• Set problem
Under this task are some entries; return every one of them exactly.

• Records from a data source
════════════════════

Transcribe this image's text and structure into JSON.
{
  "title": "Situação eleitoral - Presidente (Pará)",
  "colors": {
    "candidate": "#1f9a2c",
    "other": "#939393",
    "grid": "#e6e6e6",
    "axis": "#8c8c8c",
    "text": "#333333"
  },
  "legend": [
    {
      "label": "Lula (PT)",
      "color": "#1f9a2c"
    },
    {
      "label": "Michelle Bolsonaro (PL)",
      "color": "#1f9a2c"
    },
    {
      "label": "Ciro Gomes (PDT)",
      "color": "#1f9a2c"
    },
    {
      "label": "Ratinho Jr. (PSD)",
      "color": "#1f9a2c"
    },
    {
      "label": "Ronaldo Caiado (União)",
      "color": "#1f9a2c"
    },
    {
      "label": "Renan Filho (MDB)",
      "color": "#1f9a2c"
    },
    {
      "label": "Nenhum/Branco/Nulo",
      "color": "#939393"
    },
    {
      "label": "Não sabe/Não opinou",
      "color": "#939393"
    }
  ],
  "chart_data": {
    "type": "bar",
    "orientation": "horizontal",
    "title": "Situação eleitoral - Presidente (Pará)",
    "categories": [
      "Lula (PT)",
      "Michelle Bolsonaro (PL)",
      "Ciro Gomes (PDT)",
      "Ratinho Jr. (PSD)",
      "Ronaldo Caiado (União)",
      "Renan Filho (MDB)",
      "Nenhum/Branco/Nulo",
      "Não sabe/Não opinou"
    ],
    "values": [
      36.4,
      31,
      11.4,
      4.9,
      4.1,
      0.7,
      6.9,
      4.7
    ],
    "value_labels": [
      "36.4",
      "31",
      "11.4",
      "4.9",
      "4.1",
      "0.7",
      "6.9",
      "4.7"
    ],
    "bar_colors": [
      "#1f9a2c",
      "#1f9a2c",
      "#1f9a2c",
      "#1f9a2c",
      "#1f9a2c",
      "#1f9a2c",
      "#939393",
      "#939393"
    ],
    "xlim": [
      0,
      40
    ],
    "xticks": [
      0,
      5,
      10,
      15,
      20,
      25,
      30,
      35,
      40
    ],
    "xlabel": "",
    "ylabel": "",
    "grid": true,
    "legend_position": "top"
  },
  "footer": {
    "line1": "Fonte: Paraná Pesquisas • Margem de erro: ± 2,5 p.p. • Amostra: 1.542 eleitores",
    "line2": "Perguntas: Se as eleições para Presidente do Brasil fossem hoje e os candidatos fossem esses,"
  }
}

════════════════════

• Completed task
Transcribe this image's text and structure into JSON.
{
  "title": "Situação eleitoral - Presidente (Pará)",
  "colors": {
    "candidate": "#1f9a2c",
    "other": "#939393",
    "grid": "#e6e6e6",
    "axis": "#8c8c8c",
    "text": "#333333"
  },
  "legend": [
    {
      "label": "Lula (PT)",
      "color": "#1f9a2c"
    },
    {
      "label": "Michelle Bolsonaro (PL)",
      "color": "#1f9a2c"
    },
    {
      "label": "Ciro Gomes (PDT)",
      "color": "#1f9a2c"
    },
    {
      "label": "Ratinho Jr. (PSD)",
      "color": "#1f9a2c"
    },
    {
      "label": "Ronaldo Caiado (União)",
      "color": "#1f9a2c"
    },
    {
      "label": "Renan Filho (MDB)",
      "color": "#1f9a2c"
    },
    {
      "label": "Nenhum/Branco/Nulo",
      "color": "#939393"
    },
    {
      "label": "Não sabe/Não opinou",
      "color": "#939393"
    }
  ],
  "chart_data": {
    "type": "bar",
    "orientation": "horizontal",
    "title": "Situação eleitoral - Presidente (Pará)",
    "categories": [
      "Lula (PT)",
      "Michelle Bolsonaro (PL)",
      "Ciro Gomes (PDT)",
      "Ratinho Jr. (PSD)",
      "Ronaldo Caiado (União)",
      "Renan Filho (MDB)",
      "Nenhum/Branco/Nulo",
      "Não sabe/Não opinou"
    ],
    "values": [
      36.4,
      31,
      11.4,
      4.9,
      4.1,
      0.7,
      6.9,
      4.7
    ],
    "value_labels": [
      "36.4",
      "31",
      "11.4",
      "4.9",
      "4.1",
      "0.7",
      "6.9",
      "4.7"
    ],
    "bar_colors": [
      "#1f9a2c",
      "#1f9a2c",
      "#1f9a2c",
      "#1f9a2c",
      "#1f9a2c",
      "#1f9a2c",
      "#939393",
      "#939393"
    ],
    "xlim": [
      0,
      40
    ],
    "xticks": [
      0,
      5,
      10,
      15,
      20,
      25,
      30,
      35,
      40
    ],
    "xlabel": "",
    "ylabel": "",
    "grid": true,
    "legend_position": "top"
  },
  "footer": {
    "line1": "Fonte: Paraná Pesquisas • Margem de erro: ± 2,5 p.p. • Amostra: 1.542 eleitores",
    "line2": "Perguntas: Se as eleições para Presidente do Brasil fossem hoje e os candidatos fossem esses,"
  }
}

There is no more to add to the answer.